Stored records
"""

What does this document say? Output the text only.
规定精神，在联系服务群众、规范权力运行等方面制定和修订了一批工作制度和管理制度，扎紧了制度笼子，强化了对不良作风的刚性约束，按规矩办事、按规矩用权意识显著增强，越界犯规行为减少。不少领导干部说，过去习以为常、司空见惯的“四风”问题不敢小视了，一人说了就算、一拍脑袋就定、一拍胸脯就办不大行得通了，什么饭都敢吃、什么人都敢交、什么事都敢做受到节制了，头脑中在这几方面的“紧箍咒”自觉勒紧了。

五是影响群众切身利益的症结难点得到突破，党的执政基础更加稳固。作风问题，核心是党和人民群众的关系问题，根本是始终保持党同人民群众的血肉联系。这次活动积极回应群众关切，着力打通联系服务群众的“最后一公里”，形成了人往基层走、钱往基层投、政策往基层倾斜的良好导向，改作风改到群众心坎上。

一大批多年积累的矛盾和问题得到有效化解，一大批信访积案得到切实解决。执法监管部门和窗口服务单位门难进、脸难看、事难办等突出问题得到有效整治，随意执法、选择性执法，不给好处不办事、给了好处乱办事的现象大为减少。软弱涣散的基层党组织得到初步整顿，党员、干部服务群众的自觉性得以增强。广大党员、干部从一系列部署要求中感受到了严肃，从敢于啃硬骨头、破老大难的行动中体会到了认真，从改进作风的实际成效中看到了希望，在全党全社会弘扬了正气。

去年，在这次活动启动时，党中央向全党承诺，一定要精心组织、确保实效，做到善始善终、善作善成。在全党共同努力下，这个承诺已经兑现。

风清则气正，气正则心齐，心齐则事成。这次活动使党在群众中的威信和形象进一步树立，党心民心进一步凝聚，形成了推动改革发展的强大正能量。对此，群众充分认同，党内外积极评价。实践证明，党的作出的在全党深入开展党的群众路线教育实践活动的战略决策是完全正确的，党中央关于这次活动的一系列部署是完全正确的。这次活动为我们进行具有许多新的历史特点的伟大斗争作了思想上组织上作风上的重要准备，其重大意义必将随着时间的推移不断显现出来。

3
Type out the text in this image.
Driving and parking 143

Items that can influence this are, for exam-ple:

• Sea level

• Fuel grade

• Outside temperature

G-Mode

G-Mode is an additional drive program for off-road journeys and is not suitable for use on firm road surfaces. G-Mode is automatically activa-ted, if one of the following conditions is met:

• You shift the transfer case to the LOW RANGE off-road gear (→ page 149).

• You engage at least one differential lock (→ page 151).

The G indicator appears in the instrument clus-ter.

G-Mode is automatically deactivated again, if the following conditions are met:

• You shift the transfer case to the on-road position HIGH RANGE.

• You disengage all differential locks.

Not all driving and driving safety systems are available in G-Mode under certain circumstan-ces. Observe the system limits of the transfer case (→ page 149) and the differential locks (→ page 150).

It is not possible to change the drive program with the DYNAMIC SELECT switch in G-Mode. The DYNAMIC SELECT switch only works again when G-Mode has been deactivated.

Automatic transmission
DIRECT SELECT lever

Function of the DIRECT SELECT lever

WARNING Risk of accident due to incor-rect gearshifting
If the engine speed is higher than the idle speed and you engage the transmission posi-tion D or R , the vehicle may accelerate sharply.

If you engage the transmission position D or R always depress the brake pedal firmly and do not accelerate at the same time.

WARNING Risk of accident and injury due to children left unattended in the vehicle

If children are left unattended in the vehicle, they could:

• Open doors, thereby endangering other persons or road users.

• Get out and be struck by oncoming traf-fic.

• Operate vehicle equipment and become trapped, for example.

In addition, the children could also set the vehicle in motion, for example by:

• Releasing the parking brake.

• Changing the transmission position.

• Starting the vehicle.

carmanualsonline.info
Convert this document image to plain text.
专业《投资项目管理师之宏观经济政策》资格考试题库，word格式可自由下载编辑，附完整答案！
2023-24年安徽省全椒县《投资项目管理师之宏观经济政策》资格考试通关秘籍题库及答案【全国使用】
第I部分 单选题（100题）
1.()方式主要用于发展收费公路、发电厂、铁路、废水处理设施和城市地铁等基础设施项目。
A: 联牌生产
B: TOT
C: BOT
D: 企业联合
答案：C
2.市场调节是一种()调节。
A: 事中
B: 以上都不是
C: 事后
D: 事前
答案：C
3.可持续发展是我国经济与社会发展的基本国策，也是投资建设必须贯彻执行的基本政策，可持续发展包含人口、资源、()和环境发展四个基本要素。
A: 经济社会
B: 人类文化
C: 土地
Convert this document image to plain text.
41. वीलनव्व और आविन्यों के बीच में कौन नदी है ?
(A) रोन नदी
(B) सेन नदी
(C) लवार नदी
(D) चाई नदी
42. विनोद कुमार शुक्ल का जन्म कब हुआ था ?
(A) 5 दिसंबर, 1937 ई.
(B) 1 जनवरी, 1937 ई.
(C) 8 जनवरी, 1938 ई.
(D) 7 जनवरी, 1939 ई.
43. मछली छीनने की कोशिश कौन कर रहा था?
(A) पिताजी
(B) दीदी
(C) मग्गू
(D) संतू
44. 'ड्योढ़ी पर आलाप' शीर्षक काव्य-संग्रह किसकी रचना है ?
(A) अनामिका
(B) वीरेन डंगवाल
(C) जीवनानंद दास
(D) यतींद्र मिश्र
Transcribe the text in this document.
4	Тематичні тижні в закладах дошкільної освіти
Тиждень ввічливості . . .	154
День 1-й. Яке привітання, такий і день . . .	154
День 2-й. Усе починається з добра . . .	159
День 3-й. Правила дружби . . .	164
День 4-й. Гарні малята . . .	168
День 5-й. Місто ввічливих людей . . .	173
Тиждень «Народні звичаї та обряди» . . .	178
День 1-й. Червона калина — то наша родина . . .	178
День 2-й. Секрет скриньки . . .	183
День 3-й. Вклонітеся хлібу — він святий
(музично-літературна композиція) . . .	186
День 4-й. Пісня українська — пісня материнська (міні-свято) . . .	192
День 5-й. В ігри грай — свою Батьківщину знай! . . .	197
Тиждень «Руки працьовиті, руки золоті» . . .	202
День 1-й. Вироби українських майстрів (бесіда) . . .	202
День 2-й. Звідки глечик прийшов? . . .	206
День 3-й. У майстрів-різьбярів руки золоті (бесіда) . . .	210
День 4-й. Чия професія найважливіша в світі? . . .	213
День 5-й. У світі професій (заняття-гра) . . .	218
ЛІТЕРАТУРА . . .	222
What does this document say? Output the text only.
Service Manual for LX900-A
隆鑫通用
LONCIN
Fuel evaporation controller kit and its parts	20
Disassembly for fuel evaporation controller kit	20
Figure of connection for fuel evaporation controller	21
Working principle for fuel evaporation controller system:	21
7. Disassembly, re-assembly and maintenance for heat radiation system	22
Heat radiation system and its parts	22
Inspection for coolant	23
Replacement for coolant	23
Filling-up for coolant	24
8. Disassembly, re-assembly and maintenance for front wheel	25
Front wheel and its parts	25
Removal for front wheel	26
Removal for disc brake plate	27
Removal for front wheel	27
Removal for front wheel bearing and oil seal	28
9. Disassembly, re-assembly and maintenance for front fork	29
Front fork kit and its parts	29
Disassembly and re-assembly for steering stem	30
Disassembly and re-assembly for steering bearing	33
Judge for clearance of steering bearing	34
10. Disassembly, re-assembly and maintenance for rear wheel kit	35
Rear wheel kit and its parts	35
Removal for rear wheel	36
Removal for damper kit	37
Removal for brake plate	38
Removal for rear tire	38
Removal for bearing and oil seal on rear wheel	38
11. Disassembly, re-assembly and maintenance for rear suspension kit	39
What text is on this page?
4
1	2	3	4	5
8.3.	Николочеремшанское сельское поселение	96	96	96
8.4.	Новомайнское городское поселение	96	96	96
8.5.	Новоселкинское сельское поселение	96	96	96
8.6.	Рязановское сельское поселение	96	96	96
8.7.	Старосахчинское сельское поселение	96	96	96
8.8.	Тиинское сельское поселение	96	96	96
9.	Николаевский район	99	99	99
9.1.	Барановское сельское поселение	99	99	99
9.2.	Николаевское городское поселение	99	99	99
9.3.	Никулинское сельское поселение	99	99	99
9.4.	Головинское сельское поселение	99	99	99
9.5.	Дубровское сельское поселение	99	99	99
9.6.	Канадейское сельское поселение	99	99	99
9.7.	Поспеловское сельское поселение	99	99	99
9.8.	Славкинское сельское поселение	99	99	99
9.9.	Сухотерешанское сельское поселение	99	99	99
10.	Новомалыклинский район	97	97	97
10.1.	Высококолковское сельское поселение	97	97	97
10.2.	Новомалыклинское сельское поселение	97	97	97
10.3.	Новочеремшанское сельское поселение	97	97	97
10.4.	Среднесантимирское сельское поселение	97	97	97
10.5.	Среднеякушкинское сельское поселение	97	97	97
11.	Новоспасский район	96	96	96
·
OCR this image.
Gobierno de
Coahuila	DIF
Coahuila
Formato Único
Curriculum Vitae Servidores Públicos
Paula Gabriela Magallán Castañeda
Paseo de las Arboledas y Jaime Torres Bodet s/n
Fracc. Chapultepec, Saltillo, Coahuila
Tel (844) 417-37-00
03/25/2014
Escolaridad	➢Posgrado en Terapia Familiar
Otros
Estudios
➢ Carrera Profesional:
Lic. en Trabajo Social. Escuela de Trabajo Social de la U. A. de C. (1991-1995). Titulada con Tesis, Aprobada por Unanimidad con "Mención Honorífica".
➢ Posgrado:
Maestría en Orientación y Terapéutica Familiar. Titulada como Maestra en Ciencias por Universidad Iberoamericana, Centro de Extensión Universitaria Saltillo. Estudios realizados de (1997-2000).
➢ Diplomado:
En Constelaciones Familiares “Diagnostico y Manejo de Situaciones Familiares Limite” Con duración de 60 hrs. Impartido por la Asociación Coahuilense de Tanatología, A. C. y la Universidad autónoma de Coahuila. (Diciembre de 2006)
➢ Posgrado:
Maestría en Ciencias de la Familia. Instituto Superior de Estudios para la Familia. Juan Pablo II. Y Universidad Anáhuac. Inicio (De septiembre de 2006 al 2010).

"""

## Set exercise
State how many lines hold the word "transfer". The number is the whole answer.

## Result of this exercise
3